* Direction *
Give all of the lines again exactly as they read.

═════ Data entries ═════

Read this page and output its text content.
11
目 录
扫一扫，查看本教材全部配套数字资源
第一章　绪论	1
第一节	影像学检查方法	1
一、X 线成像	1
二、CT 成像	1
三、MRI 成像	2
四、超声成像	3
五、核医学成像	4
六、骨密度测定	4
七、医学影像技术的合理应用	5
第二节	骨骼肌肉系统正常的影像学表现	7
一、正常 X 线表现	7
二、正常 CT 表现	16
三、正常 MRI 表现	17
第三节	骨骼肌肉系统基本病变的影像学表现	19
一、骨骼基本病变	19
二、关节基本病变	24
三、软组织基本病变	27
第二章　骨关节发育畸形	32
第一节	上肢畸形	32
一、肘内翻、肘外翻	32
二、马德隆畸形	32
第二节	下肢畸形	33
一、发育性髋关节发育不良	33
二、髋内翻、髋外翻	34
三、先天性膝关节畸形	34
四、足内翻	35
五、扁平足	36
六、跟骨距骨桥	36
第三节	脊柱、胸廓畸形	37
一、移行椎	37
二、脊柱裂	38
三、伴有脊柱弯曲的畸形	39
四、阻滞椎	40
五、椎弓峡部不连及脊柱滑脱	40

═════

* Answer for this exercise *
Read this page and output its text content.
11
目 录
扫一扫，查看本教材全部配套数字资源
第一章　绪论	1
第一节	影像学检查方法	1
一、X 线成像	1
二、CT 成像	1
三、MRI 成像	2
四、超声成像	3
五、核医学成像	4
六、骨密度测定	4
七、医学影像技术的合理应用	5
第二节	骨骼肌肉系统正常的影像学表现	7
一、正常 X 线表现	7
二、正常 CT 表现	16
三、正常 MRI 表现	17
第三节	骨骼肌肉系统基本病变的影像学表现	19
一、骨骼基本病变	19
二、关节基本病变	24
三、软组织基本病变	27
第二章　骨关节发育畸形	32
第一节	上肢畸形	32
一、肘内翻、肘外翻	32
二、马德隆畸形	32
第二节	下肢畸形	33
一、发育性髋关节发育不良	33
二、髋内翻、髋外翻	34
三、先天性膝关节畸形	34
四、足内翻	35
五、扁平足	36
六、跟骨距骨桥	36
第三节	脊柱、胸廓畸形	37
一、移行椎	37
二、脊柱裂	38
三、伴有脊柱弯曲的畸形	39
四、阻滞椎	40
五、椎弓峡部不连及脊柱滑脱	40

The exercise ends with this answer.